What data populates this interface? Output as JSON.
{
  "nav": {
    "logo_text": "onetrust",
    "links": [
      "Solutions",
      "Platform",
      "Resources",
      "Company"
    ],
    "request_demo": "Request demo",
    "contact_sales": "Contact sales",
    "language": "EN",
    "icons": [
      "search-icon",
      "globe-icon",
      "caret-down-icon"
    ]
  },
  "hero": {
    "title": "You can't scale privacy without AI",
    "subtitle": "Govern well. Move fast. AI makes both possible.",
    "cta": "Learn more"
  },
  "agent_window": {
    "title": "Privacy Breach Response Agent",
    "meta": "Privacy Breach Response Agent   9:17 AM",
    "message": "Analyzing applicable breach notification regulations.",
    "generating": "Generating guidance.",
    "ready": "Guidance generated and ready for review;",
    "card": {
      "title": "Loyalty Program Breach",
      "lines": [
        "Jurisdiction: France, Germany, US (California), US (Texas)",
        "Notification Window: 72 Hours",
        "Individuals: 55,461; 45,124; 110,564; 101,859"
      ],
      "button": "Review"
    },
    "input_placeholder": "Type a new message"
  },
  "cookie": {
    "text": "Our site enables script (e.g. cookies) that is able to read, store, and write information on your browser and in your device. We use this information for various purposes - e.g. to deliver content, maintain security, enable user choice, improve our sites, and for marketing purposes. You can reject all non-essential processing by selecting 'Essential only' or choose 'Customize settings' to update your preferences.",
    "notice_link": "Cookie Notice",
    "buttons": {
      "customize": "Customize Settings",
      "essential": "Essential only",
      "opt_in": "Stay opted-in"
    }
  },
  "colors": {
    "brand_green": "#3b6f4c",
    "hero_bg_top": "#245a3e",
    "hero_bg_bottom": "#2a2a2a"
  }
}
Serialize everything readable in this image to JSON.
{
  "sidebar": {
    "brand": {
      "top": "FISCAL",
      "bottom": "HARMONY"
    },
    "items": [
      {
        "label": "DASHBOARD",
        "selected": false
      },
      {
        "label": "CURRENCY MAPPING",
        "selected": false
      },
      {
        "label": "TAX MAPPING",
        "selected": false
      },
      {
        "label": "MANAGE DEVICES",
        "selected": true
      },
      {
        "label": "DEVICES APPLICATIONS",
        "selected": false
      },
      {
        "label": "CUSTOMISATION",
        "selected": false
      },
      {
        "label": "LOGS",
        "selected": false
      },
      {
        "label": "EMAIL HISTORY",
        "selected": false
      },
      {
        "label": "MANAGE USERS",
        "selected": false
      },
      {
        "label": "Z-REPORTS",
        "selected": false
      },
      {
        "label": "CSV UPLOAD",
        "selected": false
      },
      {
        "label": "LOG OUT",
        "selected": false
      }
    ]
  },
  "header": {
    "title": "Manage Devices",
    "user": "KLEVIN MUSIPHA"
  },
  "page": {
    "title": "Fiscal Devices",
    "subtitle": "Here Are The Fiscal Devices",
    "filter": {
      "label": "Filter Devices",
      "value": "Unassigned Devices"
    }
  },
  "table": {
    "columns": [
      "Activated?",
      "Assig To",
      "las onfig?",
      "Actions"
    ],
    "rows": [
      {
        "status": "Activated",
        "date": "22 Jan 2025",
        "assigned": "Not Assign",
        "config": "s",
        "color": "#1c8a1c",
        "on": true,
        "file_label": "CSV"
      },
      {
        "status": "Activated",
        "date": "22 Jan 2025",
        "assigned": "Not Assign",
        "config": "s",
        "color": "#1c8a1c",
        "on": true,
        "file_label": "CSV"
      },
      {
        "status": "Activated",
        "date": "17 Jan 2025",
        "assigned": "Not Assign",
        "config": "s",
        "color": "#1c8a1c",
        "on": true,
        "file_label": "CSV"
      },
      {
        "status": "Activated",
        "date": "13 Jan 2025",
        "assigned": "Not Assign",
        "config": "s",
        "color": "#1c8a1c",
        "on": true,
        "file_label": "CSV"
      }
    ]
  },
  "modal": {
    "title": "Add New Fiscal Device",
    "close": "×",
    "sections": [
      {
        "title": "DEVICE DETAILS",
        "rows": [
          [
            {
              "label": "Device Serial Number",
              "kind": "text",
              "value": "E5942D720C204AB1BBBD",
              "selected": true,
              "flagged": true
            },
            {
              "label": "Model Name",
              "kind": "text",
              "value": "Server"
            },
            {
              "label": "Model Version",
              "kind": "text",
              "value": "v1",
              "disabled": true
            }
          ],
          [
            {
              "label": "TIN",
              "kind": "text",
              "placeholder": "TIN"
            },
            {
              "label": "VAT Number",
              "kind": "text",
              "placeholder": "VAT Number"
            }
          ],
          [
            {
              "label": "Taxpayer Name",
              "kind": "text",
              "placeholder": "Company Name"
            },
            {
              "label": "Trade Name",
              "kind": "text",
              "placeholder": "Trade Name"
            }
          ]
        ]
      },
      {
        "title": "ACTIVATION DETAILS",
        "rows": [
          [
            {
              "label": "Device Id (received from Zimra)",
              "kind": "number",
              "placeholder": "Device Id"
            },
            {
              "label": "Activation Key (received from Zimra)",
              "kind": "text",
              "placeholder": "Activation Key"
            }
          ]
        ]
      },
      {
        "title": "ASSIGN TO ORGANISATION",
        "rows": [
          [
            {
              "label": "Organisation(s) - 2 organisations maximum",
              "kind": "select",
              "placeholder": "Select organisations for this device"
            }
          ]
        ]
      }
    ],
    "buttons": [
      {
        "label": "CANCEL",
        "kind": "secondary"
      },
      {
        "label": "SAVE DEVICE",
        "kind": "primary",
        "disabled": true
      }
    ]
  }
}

-=-=-=-=-

(Work to complete) Reproduce each line of the material above precisely.

(Response for this exercise)
What data populates this interface? Output as JSON.
{
  "nav": {
    "logo_text": "onetrust",
    "links": [
      "Solutions",
      "Platform",
      "Resources",
      "Company"
    ],
    "request_demo": "Request demo",
    "contact_sales": "Contact sales",
    "language": "EN",
    "icons": [
      "search-icon",
      "globe-icon",
      "caret-down-icon"
    ]
  },
  "hero": {
    "title": "You can't scale privacy without AI",
    "subtitle": "Govern well. Move fast. AI makes both possible.",
    "cta": "Learn more"
  },
  "agent_window": {
    "title": "Privacy Breach Response Agent",
    "meta": "Privacy Breach Response Agent   9:17 AM",
    "message": "Analyzing applicable breach notification regulations.",
    "generating": "Generating guidance.",
    "ready": "Guidance generated and ready for review;",
    "card": {
      "title": "Loyalty Program Breach",
      "lines": [
        "Jurisdiction: France, Germany, US (California), US (Texas)",
        "Notification Window: 72 Hours",
        "Individuals: 55,461; 45,124; 110,564; 101,859"
      ],
      "button": "Review"
    },
    "input_placeholder": "Type a new message"
  },
  "cookie": {
    "text": "Our site enables script (e.g. cookies) that is able to read, store, and write information on your browser and in your device. We use this information for various purposes - e.g. to deliver content, maintain security, enable user choice, improve our sites, and for marketing purposes. You can reject all non-essential processing by selecting 'Essential only' or choose 'Customize settings' to update your preferences.",
    "notice_link": "Cookie Notice",
    "buttons": {
      "customize": "Customize Settings",
      "essential": "Essential only",
      "opt_in": "Stay opted-in"
    }
  },
  "colors": {
    "brand_green": "#3b6f4c",
    "hero_bg_top": "#245a3e",
    "hero_bg_bottom": "#2a2a2a"
  }
}
Serialize everything readable in this image to JSON.
{
  "sidebar": {
    "brand": {
      "top": "FISCAL",
      "bottom": "HARMONY"
    },
    "items": [
      {
        "label": "DASHBOARD",
        "selected": false
      },
      {
        "label": "CURRENCY MAPPING",
        "selected": false
      },
      {
        "label": "TAX MAPPING",
        "selected": false
      },
      {
        "label": "MANAGE DEVICES",
        "selected": true
      },
      {
        "label": "DEVICES APPLICATIONS",
        "selected": false
      },
      {
        "label": "CUSTOMISATION",
        "selected": false
      },
      {
        "label": "LOGS",
        "selected": false
      },
      {
        "label": "EMAIL HISTORY",
        "selected": false
      },
      {
        "label": "MANAGE USERS",
        "selected": false
      },
      {
        "label": "Z-REPORTS",
        "selected": false
      },
      {
        "label": "CSV UPLOAD",
        "selected": false
      },
      {
        "label": "LOG OUT",
        "selected": false
      }
    ]
  },
  "header": {
    "title": "Manage Devices",
    "user": "KLEVIN MUSIPHA"
  },
  "page": {
    "title": "Fiscal Devices",
    "subtitle": "Here Are The Fiscal Devices",
    "filter": {
      "label": "Filter Devices",
      "value": "Unassigned Devices"
    }
  },
  "table": {
    "columns": [
      "Activated?",
      "Assig To",
      "las onfig?",
      "Actions"
    ],
    "rows": [
      {
        "status": "Activated",
        "date": "22 Jan 2025",
        "assigned": "Not Assign",
        "config": "s",
        "color": "#1c8a1c",
        "on": true,
        "file_label": "CSV"
      },
      {
        "status": "Activated",
        "date": "22 Jan 2025",
        "assigned": "Not Assign",
        "config": "s",
        "color": "#1c8a1c",
        "on": true,
        "file_label": "CSV"
      },
      {
        "status": "Activated",
        "date": "17 Jan 2025",
        "assigned": "Not Assign",
        "config": "s",
        "color": "#1c8a1c",
        "on": true,
        "file_label": "CSV"
      },
      {
        "status": "Activated",
        "date": "13 Jan 2025",
        "assigned": "Not Assign",
        "config": "s",
        "color": "#1c8a1c",
        "on": true,
        "file_label": "CSV"
      }
    ]
  },
  "modal": {
    "title": "Add New Fiscal Device",
    "close": "×",
    "sections": [
      {
        "title": "DEVICE DETAILS",
        "rows": [
          [
            {
              "label": "Device Serial Number",
              "kind": "text",
              "value": "E5942D720C204AB1BBBD",
              "selected": true,
              "flagged": true
            },
            {
              "label": "Model Name",
              "kind": "text",
              "value": "Server"
            },
            {
              "label": "Model Version",
              "kind": "text",
              "value": "v1",
              "disabled": true
            }
          ],
          [
            {
              "label": "TIN",
              "kind": "text",
              "placeholder": "TIN"
            },
            {
              "label": "VAT Number",
              "kind": "text",
              "placeholder": "VAT Number"
            }
          ],
          [
            {
              "label": "Taxpayer Name",
              "kind": "text",
              "placeholder": "Company Name"
            },
            {
              "label": "Trade Name",
              "kind": "text",
              "placeholder": "Trade Name"
            }
          ]
        ]
      },
      {
        "title": "ACTIVATION DETAILS",
        "rows": [
          [
            {
              "label": "Device Id (received from Zimra)",
              "kind": "number",
              "placeholder": "Device Id"
            },
            {
              "label": "Activation Key (received from Zimra)",
              "kind": "text",
              "placeholder": "Activation Key"
            }
          ]
        ]
      },
      {
        "title": "ASSIGN TO ORGANISATION",
        "rows": [
          [
            {
              "label": "Organisation(s) - 2 organisations maximum",
              "kind": "select",
              "placeholder": "Select organisations for this device"
            }
          ]
        ]
      }
    ],
    "buttons": [
      {
        "label": "CANCEL",
        "kind": "secondary"
      },
      {
        "label": "SAVE DEVICE",
        "kind": "primary",
        "disabled": true
      }
    ]
  }
}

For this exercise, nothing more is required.